Awesome. Thank you so much. I'm just gonna see if anybody has any questions, then do type them into the question box and we'll keep connected, for a little longer to go through those questions.
Do you remember, everybody, that this is being recorded. So, I'm sure you've got colleagues that would benefit from this, or if If you'd like to go back over it again, then the recording will be available within a day or two. It gets sent off after we finished today, and to be edited and then uploaded onto our website.
So you will need to log in with your member details to access this. It will be in the nursing archive in the nursing section. So make sure you go back and have a look at that again, and you'll also be able to access the, notes in a PDF format, that John Murray kindly provided for us.
Let me have a look, John, to see if we've got any questions. Yeah, is that the Q&A box that I can access? Oh, crumbs, can you see it as well?
That's gonna be scary. So only nice comments for everybody. Oh no, I can't see any comments actually.
I can just see open 0 answered 0. OK dokes. So get stuck in though, I don't mind, you know, people can write what they like.
I can take it. OK dokes. Anything you want, man, get it written in that question box.
If you have any clinical questions about my presentation. Oh yeah, Rob has put. Well, fantastic.
But ruddy clients keep coming in. So I have to watch your recording. Well, it's a, it's a good job we work record more for you, Rob.
Sorry, it's been interrupted for you. But, we do need those clients coming in the doors, Rob. Yeah, exactly.

..........

| Problem 1 |
Translate this sentence from the transcript into Spanish: "It will be in the nursing archive in the nursing section."
| Problem 2 |
Answer these questions from the transcript:
(a) How soon will the recording be available?
(b) Who provided the notes in PDF format?
(c) What does the speaker see in the Q&A box instead of any comments?
| Problem 3 |
Reproduce word for word the part of the transcript that opens with the words containing "But ruddy clients" and closes with "Rob. Yeah, exactly.".

| Record excerpts |

..........

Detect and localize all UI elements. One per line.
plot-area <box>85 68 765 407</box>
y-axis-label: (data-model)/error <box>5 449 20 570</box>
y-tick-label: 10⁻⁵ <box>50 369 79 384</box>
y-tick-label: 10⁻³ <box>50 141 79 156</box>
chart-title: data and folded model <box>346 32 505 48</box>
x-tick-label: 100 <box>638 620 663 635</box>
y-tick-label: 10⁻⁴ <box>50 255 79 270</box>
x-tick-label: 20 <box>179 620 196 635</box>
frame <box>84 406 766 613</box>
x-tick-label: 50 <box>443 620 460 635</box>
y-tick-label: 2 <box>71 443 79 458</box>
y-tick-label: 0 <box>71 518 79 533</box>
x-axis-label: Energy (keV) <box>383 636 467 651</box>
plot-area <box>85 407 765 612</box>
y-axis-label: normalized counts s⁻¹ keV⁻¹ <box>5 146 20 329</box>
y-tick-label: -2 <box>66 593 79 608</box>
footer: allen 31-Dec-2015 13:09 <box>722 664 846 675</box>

..........

| Written reply 1 |
Estará en el archivo de enfermería, en la sección de enfermería.

| Written reply 2 |
(a) Within a day or two.
(b) John Murray.
(c) "open 0 answered 0"

| Written reply 3 |
But ruddy clients keep coming in. So I have to watch your recording. Well, it's a, it's a good job we work record more for you, Rob.
Sorry, it's been interrupted for you. But, we do need those clients coming in the doors, Rob. Yeah, exactly.